Excerpts from a figure dataset
========================================

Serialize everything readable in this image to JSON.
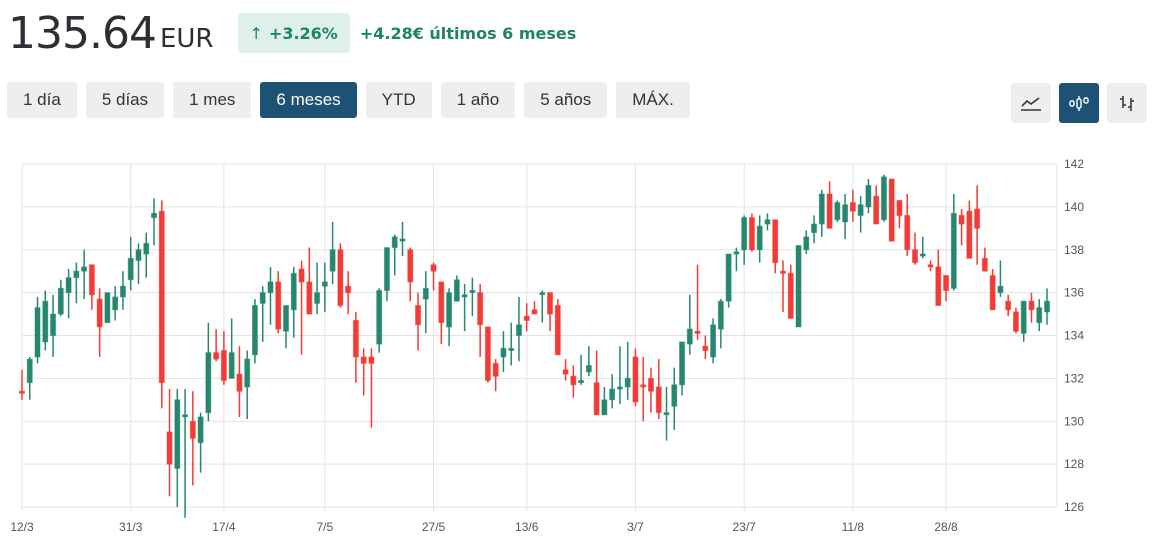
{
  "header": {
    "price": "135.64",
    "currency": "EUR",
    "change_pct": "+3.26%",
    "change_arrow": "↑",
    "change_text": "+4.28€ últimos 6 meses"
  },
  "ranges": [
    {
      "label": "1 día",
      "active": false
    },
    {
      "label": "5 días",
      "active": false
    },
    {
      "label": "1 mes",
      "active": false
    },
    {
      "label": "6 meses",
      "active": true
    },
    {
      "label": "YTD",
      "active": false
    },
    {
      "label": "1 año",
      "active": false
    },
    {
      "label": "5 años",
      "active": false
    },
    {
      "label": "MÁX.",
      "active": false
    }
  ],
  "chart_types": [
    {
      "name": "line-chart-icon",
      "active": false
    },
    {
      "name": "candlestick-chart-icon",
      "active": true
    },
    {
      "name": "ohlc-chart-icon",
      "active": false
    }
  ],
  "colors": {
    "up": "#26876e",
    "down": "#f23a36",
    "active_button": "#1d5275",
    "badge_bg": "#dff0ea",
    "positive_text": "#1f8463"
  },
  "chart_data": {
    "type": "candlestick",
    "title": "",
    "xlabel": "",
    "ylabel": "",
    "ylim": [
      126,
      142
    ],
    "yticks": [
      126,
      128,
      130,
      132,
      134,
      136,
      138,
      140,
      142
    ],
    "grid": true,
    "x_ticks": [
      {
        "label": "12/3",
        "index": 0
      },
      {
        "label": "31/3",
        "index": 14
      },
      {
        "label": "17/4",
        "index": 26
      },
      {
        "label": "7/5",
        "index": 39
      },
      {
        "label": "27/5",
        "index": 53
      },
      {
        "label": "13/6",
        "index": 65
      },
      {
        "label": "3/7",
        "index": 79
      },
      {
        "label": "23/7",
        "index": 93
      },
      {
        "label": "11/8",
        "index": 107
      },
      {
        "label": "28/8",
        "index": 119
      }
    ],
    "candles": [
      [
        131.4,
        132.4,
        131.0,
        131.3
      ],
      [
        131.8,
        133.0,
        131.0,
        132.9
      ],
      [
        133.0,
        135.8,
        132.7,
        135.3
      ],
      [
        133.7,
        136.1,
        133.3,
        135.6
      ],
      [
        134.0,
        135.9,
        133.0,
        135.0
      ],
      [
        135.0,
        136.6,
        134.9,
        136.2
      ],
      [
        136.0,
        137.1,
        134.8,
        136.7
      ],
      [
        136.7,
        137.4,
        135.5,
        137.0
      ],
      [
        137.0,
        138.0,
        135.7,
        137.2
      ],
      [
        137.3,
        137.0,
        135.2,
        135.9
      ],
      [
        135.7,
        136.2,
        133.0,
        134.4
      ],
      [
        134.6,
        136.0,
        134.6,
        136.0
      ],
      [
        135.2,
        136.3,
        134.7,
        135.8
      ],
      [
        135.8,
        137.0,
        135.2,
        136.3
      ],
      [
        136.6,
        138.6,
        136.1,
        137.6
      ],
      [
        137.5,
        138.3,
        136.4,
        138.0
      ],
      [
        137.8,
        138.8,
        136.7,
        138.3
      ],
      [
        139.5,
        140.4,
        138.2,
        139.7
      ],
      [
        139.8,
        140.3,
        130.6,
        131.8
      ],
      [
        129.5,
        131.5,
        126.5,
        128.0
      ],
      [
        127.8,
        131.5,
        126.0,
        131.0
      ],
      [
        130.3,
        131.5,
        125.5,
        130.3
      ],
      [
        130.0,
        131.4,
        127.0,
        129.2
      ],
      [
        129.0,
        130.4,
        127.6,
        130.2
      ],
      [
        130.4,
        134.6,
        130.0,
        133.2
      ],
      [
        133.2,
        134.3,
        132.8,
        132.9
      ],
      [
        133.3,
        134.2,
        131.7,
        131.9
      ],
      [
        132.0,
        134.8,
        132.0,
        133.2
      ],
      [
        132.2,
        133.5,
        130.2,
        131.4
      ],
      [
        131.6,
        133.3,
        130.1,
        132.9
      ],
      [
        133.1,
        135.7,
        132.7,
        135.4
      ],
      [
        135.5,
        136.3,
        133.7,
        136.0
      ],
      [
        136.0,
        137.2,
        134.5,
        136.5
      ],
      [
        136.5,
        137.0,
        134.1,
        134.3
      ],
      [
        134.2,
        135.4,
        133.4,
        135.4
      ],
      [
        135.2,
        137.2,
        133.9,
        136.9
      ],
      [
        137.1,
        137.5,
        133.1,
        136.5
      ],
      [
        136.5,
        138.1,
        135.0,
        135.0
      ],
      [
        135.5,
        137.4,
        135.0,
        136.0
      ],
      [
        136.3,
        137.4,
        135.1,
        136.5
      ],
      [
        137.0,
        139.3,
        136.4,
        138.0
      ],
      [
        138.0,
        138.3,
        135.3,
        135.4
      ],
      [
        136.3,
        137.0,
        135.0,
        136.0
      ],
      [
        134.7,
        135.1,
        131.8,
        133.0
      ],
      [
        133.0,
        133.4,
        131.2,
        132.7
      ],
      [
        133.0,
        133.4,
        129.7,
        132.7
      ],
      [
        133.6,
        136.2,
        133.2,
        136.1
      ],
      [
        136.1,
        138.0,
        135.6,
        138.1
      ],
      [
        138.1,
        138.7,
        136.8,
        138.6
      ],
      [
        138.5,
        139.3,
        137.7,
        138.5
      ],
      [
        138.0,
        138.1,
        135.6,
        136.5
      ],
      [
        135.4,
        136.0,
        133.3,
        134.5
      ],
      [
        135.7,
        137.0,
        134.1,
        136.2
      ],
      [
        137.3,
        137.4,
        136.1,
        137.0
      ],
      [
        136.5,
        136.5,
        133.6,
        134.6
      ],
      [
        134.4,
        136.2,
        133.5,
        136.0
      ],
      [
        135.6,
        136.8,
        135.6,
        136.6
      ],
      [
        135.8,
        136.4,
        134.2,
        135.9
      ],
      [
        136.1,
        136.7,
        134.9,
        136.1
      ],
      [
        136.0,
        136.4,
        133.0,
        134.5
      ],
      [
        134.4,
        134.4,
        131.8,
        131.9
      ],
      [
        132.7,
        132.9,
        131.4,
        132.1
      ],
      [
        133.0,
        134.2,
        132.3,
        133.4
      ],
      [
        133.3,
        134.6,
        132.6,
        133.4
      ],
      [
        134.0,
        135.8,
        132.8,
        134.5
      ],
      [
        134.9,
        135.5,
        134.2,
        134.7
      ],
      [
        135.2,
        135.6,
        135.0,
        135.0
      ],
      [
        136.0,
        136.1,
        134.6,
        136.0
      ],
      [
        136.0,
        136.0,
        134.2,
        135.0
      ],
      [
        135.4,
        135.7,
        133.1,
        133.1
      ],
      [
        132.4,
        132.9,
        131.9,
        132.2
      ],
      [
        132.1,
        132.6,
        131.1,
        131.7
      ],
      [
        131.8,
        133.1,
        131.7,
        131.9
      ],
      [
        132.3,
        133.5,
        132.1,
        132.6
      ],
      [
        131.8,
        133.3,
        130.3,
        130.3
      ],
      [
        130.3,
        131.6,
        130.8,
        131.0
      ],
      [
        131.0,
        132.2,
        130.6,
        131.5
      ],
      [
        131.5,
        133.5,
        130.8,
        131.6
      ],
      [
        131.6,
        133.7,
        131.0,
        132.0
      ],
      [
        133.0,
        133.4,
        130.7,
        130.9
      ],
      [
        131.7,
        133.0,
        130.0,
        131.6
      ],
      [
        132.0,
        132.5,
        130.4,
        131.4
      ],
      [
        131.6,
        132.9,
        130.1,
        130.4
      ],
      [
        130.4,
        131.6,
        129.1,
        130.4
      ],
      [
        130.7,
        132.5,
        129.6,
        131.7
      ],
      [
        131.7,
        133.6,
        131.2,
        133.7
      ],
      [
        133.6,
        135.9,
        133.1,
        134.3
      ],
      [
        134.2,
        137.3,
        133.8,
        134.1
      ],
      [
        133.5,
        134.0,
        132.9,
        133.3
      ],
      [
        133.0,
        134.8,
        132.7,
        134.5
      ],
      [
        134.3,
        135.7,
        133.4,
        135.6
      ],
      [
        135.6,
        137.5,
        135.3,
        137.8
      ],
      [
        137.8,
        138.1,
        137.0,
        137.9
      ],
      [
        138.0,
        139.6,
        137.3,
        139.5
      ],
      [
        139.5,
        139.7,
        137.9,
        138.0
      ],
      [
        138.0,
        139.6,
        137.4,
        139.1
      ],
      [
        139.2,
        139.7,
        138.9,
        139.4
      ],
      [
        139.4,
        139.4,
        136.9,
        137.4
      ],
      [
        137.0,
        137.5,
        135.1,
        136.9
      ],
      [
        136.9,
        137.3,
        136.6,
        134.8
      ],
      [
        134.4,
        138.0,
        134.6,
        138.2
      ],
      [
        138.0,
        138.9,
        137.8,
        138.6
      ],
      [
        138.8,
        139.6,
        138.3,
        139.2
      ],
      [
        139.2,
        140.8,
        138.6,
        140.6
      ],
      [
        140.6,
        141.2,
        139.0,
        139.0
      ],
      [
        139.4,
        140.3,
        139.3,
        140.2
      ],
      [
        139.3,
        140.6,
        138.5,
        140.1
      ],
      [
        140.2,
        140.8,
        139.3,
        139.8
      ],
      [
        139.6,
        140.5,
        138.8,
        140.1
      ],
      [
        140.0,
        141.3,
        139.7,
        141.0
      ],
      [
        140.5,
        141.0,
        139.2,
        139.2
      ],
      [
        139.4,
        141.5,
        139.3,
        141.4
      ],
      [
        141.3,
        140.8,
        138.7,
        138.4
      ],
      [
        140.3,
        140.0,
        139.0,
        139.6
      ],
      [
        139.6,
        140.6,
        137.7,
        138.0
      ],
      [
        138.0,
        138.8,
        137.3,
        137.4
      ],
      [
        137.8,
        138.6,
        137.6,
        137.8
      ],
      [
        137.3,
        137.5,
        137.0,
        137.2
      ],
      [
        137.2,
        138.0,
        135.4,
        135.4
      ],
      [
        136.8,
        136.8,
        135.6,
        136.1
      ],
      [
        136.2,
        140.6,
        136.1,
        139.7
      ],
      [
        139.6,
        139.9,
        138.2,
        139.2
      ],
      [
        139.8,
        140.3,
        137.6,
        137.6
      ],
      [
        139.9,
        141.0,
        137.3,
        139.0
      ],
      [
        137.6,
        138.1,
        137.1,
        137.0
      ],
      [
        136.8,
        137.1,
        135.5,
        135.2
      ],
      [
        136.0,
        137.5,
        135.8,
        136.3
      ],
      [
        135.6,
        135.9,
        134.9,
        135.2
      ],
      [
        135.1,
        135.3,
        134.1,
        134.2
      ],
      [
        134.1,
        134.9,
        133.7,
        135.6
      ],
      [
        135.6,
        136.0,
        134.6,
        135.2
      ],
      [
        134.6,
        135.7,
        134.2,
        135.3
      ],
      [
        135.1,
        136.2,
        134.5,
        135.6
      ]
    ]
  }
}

========================================

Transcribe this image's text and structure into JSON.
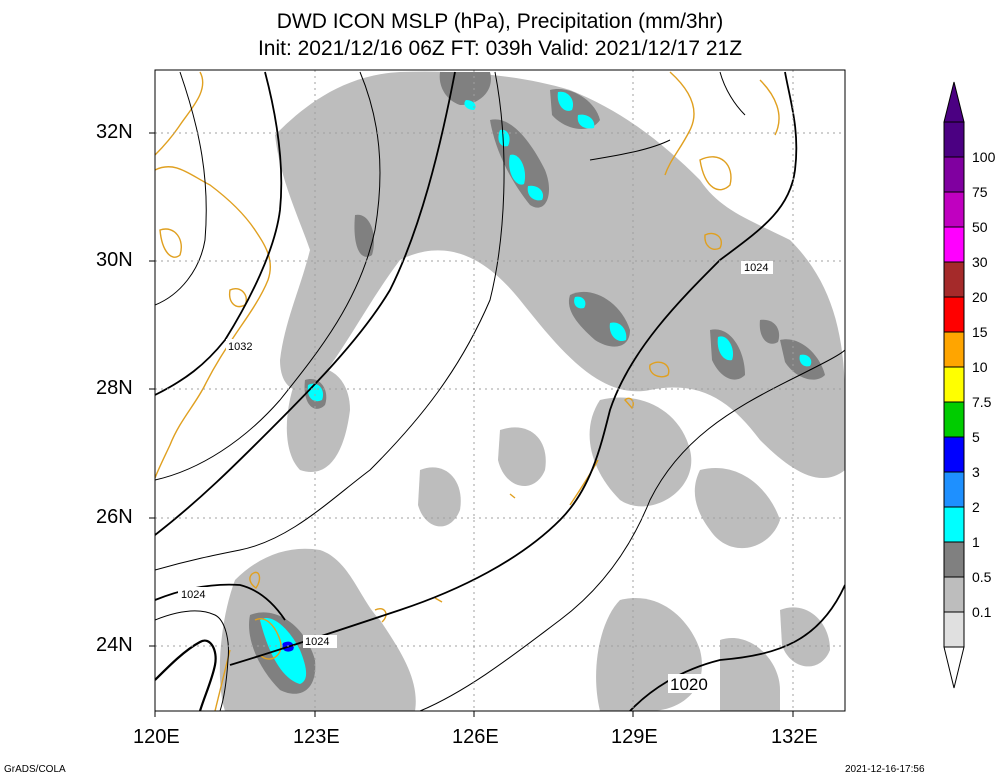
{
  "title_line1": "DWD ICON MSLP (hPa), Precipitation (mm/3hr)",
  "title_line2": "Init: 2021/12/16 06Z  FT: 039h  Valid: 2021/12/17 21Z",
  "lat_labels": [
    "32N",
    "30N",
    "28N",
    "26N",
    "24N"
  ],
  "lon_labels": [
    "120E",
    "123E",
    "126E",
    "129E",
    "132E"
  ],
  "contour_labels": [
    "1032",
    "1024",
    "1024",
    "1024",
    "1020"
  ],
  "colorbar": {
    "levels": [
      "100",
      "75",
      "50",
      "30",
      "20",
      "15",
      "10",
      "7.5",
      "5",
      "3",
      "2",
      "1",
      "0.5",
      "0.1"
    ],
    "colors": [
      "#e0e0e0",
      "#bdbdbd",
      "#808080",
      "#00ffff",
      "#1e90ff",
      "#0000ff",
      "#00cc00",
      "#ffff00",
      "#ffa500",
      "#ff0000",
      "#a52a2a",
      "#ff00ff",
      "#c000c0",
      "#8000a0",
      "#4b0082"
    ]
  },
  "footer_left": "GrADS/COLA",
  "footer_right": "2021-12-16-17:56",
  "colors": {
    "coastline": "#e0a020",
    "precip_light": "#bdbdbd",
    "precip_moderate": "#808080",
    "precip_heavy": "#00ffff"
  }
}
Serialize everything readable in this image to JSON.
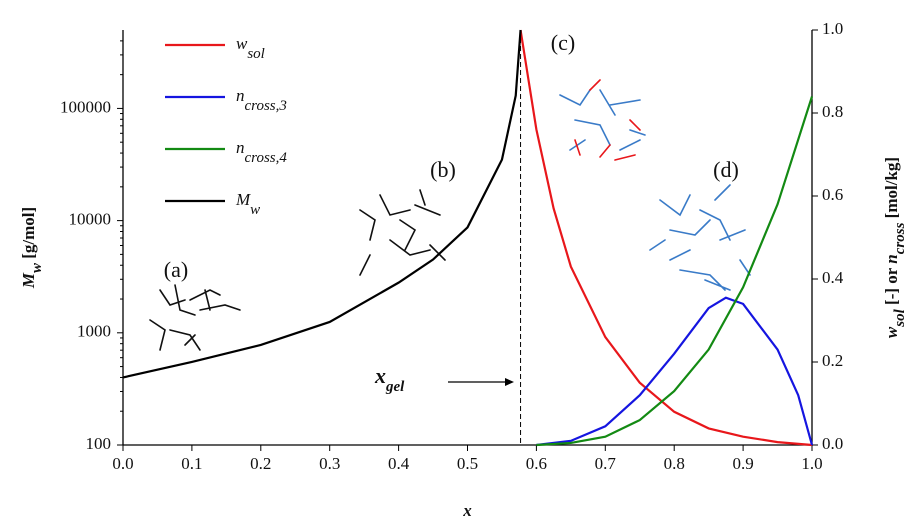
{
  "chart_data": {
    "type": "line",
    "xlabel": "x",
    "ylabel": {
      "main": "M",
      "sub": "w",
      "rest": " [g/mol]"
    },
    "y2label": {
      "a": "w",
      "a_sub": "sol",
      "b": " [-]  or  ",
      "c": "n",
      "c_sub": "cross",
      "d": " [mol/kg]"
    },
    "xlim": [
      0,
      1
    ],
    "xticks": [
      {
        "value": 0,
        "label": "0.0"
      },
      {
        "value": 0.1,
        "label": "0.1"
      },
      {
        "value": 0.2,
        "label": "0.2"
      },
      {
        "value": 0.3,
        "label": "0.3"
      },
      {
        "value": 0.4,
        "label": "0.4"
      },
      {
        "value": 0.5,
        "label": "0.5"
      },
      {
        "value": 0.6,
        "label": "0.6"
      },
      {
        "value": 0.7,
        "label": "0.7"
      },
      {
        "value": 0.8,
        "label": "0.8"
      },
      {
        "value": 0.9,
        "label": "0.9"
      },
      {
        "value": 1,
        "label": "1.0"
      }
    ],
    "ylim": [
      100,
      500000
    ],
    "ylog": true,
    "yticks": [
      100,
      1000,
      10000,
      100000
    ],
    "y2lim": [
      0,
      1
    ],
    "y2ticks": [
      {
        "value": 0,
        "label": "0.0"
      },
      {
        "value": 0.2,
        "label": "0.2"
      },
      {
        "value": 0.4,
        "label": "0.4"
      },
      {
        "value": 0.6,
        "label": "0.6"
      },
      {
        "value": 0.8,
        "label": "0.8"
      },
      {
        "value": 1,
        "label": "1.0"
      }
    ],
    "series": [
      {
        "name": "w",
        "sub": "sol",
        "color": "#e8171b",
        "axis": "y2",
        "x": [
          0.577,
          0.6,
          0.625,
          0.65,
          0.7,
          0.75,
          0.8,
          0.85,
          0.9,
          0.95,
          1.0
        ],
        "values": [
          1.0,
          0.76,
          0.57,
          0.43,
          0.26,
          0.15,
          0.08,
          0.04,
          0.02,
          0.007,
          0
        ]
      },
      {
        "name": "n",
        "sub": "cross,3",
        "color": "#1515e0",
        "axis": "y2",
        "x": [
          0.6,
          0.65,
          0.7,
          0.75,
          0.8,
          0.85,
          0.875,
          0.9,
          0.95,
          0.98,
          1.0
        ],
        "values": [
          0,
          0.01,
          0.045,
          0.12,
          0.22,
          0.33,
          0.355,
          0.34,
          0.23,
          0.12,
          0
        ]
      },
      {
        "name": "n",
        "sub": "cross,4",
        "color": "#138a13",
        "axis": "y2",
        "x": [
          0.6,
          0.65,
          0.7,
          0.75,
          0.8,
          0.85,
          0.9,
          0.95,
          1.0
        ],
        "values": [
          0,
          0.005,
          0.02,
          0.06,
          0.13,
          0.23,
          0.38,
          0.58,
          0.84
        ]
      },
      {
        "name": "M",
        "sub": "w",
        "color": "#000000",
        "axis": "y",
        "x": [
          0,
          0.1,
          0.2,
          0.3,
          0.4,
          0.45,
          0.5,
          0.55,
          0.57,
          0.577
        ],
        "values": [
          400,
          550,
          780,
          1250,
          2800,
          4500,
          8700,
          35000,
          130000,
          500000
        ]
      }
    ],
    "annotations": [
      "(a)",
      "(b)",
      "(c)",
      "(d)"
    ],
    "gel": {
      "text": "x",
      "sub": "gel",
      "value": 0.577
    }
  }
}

========================================

#### INSTRUCTIONS TO FOLLOW:
Show the lines that mention the word "index".

#### OUTPUT OF THE TASK:
        "index": 0
        "index": 14
        "index": 26
        "index": 39
        "index": 53
        "index": 65
        "index": 79
        "index": 93
        "index": 107
        "index": 119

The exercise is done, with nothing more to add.